| Exercise requirements |
Find the lines below that contain the string "this". Copy each one.

(Dataset records)
**********

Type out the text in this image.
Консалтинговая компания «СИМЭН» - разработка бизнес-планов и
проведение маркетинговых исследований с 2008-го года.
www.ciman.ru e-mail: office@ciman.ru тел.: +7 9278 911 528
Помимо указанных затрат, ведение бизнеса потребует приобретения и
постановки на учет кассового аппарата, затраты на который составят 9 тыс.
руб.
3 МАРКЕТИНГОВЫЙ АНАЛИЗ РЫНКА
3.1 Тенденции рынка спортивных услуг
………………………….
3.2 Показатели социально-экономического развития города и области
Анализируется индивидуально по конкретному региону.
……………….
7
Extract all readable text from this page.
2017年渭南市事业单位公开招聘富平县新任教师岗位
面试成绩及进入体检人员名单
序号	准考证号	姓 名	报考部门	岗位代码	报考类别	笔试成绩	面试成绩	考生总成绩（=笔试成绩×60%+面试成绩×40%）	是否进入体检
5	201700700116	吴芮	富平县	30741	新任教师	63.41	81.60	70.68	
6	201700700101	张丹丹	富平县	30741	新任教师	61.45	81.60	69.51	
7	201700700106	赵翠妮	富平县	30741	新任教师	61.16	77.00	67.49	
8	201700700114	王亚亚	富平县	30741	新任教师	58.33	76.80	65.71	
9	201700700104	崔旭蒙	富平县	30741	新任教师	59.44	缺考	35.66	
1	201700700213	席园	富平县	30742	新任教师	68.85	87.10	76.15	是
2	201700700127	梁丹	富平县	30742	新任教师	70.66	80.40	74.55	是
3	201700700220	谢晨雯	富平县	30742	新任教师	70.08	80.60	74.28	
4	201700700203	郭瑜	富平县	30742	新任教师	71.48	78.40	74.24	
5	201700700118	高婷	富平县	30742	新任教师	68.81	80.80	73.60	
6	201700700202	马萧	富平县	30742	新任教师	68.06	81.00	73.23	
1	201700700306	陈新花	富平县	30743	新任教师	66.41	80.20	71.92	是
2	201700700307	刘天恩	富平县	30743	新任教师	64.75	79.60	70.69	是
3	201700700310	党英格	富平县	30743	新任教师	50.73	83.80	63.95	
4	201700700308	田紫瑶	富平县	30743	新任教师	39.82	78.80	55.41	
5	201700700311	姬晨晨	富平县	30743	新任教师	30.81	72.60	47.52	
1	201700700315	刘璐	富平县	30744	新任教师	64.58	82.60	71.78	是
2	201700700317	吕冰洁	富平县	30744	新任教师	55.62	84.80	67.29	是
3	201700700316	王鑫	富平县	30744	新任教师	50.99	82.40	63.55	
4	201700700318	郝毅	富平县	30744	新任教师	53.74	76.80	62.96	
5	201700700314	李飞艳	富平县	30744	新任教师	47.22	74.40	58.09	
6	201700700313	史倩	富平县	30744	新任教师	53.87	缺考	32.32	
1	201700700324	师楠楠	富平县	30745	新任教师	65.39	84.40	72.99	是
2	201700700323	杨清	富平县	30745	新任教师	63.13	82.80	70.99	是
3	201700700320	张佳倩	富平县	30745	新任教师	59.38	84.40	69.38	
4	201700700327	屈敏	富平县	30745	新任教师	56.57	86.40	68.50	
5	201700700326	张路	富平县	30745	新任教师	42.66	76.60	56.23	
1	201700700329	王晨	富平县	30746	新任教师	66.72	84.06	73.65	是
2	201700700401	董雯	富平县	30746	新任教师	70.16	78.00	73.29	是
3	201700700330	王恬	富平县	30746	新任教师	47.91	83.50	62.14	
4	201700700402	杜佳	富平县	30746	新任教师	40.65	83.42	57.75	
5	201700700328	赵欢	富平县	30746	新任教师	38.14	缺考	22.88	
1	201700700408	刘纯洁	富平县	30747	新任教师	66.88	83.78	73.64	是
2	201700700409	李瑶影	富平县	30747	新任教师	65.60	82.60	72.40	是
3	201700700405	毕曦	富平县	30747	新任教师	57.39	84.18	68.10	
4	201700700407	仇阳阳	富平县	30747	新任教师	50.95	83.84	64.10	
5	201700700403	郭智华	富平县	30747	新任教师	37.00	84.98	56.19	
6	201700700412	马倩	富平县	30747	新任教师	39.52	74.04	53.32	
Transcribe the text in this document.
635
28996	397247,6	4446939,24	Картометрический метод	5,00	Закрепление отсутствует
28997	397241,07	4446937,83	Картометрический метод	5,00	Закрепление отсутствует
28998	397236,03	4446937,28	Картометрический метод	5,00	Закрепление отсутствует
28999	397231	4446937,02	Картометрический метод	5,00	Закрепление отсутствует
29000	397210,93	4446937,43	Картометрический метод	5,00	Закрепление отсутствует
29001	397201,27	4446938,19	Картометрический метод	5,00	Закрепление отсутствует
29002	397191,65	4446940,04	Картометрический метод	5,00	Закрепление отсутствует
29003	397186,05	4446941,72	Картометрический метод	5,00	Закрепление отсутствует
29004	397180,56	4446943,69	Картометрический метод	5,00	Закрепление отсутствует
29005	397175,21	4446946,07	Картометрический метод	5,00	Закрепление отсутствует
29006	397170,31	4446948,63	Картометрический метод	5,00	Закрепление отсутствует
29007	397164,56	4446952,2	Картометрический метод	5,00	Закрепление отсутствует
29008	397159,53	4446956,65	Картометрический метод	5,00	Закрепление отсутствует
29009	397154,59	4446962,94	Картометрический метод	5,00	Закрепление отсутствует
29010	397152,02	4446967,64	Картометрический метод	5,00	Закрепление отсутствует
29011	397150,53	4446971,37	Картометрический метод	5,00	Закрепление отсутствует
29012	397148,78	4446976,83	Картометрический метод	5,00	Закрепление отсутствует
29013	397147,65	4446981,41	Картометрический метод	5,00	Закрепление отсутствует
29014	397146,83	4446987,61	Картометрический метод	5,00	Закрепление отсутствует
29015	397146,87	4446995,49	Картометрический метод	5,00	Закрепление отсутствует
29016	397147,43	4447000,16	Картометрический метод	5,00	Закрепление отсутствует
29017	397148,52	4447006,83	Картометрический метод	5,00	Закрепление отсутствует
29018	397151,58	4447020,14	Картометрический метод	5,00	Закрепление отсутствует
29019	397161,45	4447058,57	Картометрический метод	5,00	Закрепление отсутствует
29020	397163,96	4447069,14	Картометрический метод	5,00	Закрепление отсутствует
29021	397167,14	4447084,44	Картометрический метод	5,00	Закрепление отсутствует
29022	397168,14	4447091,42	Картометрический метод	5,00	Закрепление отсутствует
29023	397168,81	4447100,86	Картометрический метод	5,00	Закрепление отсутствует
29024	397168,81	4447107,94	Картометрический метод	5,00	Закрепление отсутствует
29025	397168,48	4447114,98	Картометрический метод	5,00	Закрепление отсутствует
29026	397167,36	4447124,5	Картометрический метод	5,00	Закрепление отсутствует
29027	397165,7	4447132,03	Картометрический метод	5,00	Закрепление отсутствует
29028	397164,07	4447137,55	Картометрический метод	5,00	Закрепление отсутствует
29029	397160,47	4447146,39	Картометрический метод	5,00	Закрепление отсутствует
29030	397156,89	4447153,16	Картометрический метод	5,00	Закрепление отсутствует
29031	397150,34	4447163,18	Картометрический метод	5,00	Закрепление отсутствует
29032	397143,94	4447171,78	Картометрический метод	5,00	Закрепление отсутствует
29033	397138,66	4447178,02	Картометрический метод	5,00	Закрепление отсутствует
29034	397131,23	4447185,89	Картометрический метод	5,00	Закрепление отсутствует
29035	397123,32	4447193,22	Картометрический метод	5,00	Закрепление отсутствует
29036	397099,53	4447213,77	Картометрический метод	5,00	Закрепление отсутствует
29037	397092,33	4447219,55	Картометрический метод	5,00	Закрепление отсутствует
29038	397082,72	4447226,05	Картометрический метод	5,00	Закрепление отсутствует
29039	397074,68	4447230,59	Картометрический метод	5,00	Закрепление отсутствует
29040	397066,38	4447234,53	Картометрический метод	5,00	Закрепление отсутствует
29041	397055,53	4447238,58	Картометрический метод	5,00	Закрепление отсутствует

**********

| Exercise answer |
Type out the text in this image.
Extract all readable text from this page.
Transcribe the text in this document.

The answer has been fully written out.